# What you should do:
Repeat the records exactly. Every line must match.

# Dataset items:
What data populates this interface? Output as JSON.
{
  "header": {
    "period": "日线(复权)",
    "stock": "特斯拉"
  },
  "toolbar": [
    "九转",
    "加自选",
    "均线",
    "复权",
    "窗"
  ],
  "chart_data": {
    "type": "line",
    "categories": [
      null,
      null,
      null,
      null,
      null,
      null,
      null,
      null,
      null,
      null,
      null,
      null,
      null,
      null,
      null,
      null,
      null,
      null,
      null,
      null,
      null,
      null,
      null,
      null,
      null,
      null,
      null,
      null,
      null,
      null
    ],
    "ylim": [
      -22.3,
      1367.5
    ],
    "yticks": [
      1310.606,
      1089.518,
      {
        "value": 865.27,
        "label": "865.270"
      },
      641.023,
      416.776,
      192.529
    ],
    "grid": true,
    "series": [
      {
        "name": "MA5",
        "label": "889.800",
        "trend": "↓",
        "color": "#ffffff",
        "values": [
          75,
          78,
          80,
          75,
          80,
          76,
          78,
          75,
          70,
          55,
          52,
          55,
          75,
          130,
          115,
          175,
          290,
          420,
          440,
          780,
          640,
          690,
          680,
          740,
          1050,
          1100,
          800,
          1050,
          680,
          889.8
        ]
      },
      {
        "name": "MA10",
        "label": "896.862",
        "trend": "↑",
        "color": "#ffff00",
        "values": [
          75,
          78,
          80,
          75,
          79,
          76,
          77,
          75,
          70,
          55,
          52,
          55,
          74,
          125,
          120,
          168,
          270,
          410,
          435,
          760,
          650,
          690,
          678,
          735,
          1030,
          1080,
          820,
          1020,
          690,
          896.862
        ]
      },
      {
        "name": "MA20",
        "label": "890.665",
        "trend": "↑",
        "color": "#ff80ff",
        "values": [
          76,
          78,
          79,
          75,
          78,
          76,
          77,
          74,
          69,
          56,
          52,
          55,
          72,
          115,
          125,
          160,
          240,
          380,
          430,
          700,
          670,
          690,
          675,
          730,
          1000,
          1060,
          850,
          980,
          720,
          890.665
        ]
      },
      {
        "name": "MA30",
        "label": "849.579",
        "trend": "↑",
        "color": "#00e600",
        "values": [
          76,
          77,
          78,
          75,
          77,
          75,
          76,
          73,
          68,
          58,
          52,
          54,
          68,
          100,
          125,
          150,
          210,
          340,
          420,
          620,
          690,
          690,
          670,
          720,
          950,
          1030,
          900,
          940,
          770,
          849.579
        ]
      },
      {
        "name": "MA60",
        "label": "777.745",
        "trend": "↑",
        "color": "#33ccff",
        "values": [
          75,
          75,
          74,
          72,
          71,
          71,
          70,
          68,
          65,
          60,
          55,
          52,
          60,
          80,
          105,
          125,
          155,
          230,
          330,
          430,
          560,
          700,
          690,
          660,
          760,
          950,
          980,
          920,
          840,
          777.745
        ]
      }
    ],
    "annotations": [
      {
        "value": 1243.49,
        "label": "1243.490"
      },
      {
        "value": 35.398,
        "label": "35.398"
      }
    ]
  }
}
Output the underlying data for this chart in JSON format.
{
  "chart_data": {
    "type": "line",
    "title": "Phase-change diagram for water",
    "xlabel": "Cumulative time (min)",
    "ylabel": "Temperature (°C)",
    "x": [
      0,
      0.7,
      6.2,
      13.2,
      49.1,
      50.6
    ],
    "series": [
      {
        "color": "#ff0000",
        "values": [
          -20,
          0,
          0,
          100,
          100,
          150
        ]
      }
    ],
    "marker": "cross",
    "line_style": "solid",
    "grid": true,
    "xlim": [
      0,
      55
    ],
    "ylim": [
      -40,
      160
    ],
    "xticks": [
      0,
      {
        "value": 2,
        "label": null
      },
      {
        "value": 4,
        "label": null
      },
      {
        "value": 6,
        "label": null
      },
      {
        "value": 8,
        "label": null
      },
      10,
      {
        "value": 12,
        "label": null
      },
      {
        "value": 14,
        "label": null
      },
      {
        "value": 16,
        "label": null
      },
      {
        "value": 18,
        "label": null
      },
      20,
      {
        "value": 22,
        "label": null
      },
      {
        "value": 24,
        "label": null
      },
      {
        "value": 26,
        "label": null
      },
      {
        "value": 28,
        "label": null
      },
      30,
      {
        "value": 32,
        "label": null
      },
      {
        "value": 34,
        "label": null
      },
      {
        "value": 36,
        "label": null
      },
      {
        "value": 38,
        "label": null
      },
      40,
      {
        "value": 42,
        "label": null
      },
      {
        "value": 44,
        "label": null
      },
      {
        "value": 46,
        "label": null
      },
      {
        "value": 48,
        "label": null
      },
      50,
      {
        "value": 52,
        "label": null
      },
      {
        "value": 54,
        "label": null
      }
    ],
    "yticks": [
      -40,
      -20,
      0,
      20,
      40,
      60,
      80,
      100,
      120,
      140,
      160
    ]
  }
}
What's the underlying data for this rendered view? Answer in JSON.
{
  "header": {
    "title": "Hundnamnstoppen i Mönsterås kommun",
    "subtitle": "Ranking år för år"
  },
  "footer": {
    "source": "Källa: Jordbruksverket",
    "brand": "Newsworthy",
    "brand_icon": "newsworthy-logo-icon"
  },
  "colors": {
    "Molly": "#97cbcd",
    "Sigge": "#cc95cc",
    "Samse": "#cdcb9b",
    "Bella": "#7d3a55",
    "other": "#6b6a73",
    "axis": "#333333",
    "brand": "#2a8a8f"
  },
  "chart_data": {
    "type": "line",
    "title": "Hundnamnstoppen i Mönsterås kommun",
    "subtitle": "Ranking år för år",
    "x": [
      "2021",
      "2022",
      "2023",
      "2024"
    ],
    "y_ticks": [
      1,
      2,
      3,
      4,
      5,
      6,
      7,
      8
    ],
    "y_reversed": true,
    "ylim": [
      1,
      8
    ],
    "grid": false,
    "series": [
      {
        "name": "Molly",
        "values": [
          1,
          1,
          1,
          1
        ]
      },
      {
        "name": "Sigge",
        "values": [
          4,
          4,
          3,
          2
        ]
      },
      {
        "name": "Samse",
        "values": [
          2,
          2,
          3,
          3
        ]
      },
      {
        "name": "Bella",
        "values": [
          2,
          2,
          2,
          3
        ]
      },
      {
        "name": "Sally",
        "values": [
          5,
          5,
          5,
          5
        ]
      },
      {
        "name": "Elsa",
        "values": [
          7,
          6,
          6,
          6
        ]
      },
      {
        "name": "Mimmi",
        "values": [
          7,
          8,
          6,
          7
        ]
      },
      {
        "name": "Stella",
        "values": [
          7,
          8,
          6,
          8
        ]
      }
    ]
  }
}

# Solved exercise:
What data populates this interface? Output as JSON.
{
  "header": {
    "period": "日线(复权)",
    "stock": "特斯拉"
  },
  "toolbar": [
    "九转",
    "加自选",
    "均线",
    "复权",
    "窗"
  ],
  "chart_data": {
    "type": "line",
    "categories": [
      null,
      null,
      null,
      null,
      null,
      null,
      null,
      null,
      null,
      null,
      null,
      null,
      null,
      null,
      null,
      null,
      null,
      null,
      null,
      null,
      null,
      null,
      null,
      null,
      null,
      null,
      null,
      null,
      null,
      null
    ],
    "ylim": [
      -22.3,
      1367.5
    ],
    "yticks": [
      1310.606,
      1089.518,
      {
        "value": 865.27,
        "label": "865.270"
      },
      641.023,
      416.776,
      192.529
    ],
    "grid": true,
    "series": [
      {
        "name": "MA5",
        "label": "889.800",
        "trend": "↓",
        "color": "#ffffff",
        "values": [
          75,
          78,
          80,
          75,
          80,
          76,
          78,
          75,
          70,
          55,
          52,
          55,
          75,
          130,
          115,
          175,
          290,
          420,
          440,
          780,
          640,
          690,
          680,
          740,
          1050,
          1100,
          800,
          1050,
          680,
          889.8
        ]
      },
      {
        "name": "MA10",
        "label": "896.862",
        "trend": "↑",
        "color": "#ffff00",
        "values": [
          75,
          78,
          80,
          75,
          79,
          76,
          77,
          75,
          70,
          55,
          52,
          55,
          74,
          125,
          120,
          168,
          270,
          410,
          435,
          760,
          650,
          690,
          678,
          735,
          1030,
          1080,
          820,
          1020,
          690,
          896.862
        ]
      },
      {
        "name": "MA20",
        "label": "890.665",
        "trend": "↑",
        "color": "#ff80ff",
        "values": [
          76,
          78,
          79,
          75,
          78,
          76,
          77,
          74,
          69,
          56,
          52,
          55,
          72,
          115,
          125,
          160,
          240,
          380,
          430,
          700,
          670,
          690,
          675,
          730,
          1000,
          1060,
          850,
          980,
          720,
          890.665
        ]
      },
      {
        "name": "MA30",
        "label": "849.579",
        "trend": "↑",
        "color": "#00e600",
        "values": [
          76,
          77,
          78,
          75,
          77,
          75,
          76,
          73,
          68,
          58,
          52,
          54,
          68,
          100,
          125,
          150,
          210,
          340,
          420,
          620,
          690,
          690,
          670,
          720,
          950,
          1030,
          900,
          940,
          770,
          849.579
        ]
      },
      {
        "name": "MA60",
        "label": "777.745",
        "trend": "↑",
        "color": "#33ccff",
        "values": [
          75,
          75,
          74,
          72,
          71,
          71,
          70,
          68,
          65,
          60,
          55,
          52,
          60,
          80,
          105,
          125,
          155,
          230,
          330,
          430,
          560,
          700,
          690,
          660,
          760,
          950,
          980,
          920,
          840,
          777.745
        ]
      }
    ],
    "annotations": [
      {
        "value": 1243.49,
        "label": "1243.490"
      },
      {
        "value": 35.398,
        "label": "35.398"
      }
    ]
  }
}
Output the underlying data for this chart in JSON format.
{
  "chart_data": {
    "type": "line",
    "title": "Phase-change diagram for water",
    "xlabel": "Cumulative time (min)",
    "ylabel": "Temperature (°C)",
    "x": [
      0,
      0.7,
      6.2,
      13.2,
      49.1,
      50.6
    ],
    "series": [
      {
        "color": "#ff0000",
        "values": [
          -20,
          0,
          0,
          100,
          100,
          150
        ]
      }
    ],
    "marker": "cross",
    "line_style": "solid",
    "grid": true,
    "xlim": [
      0,
      55
    ],
    "ylim": [
      -40,
      160
    ],
    "xticks": [
      0,
      {
        "value": 2,
        "label": null
      },
      {
        "value": 4,
        "label": null
      },
      {
        "value": 6,
        "label": null
      },
      {
        "value": 8,
        "label": null
      },
      10,
      {
        "value": 12,
        "label": null
      },
      {
        "value": 14,
        "label": null
      },
      {
        "value": 16,
        "label": null
      },
      {
        "value": 18,
        "label": null
      },
      20,
      {
        "value": 22,
        "label": null
      },
      {
        "value": 24,
        "label": null
      },
      {
        "value": 26,
        "label": null
      },
      {
        "value": 28,
        "label": null
      },
      30,
      {
        "value": 32,
        "label": null
      },
      {
        "value": 34,
        "label": null
      },
      {
        "value": 36,
        "label": null
      },
      {
        "value": 38,
        "label": null
      },
      40,
      {
        "value": 42,
        "label": null
      },
      {
        "value": 44,
        "label": null
      },
      {
        "value": 46,
        "label": null
      },
      {
        "value": 48,
        "label": null
      },
      50,
      {
        "value": 52,
        "label": null
      },
      {
        "value": 54,
        "label": null
      }
    ],
    "yticks": [
      -40,
      -20,
      0,
      20,
      40,
      60,
      80,
      100,
      120,
      140,
      160
    ]
  }
}
What's the underlying data for this rendered view? Answer in JSON.
{
  "header": {
    "title": "Hundnamnstoppen i Mönsterås kommun",
    "subtitle": "Ranking år för år"
  },
  "footer": {
    "source": "Källa: Jordbruksverket",
    "brand": "Newsworthy",
    "brand_icon": "newsworthy-logo-icon"
  },
  "colors": {
    "Molly": "#97cbcd",
    "Sigge": "#cc95cc",
    "Samse": "#cdcb9b",
    "Bella": "#7d3a55",
    "other": "#6b6a73",
    "axis": "#333333",
    "brand": "#2a8a8f"
  },
  "chart_data": {
    "type": "line",
    "title": "Hundnamnstoppen i Mönsterås kommun",
    "subtitle": "Ranking år för år",
    "x": [
      "2021",
      "2022",
      "2023",
      "2024"
    ],
    "y_ticks": [
      1,
      2,
      3,
      4,
      5,
      6,
      7,
      8
    ],
    "y_reversed": true,
    "ylim": [
      1,
      8
    ],
    "grid": false,
    "series": [
      {
        "name": "Molly",
        "values": [
          1,
          1,
          1,
          1
        ]
      },
      {
        "name": "Sigge",
        "values": [
          4,
          4,
          3,
          2
        ]
      },
      {
        "name": "Samse",
        "values": [
          2,
          2,
          3,
          3
        ]
      },
      {
        "name": "Bella",
        "values": [
          2,
          2,
          2,
          3
        ]
      },
      {
        "name": "Sally",
        "values": [
          5,
          5,
          5,
          5
        ]
      },
      {
        "name": "Elsa",
        "values": [
          7,
          6,
          6,
          6
        ]
      },
      {
        "name": "Mimmi",
        "values": [
          7,
          8,
          6,
          7
        ]
      },
      {
        "name": "Stella",
        "values": [
          7,
          8,
          6,
          8
        ]
      }
    ]
  }
}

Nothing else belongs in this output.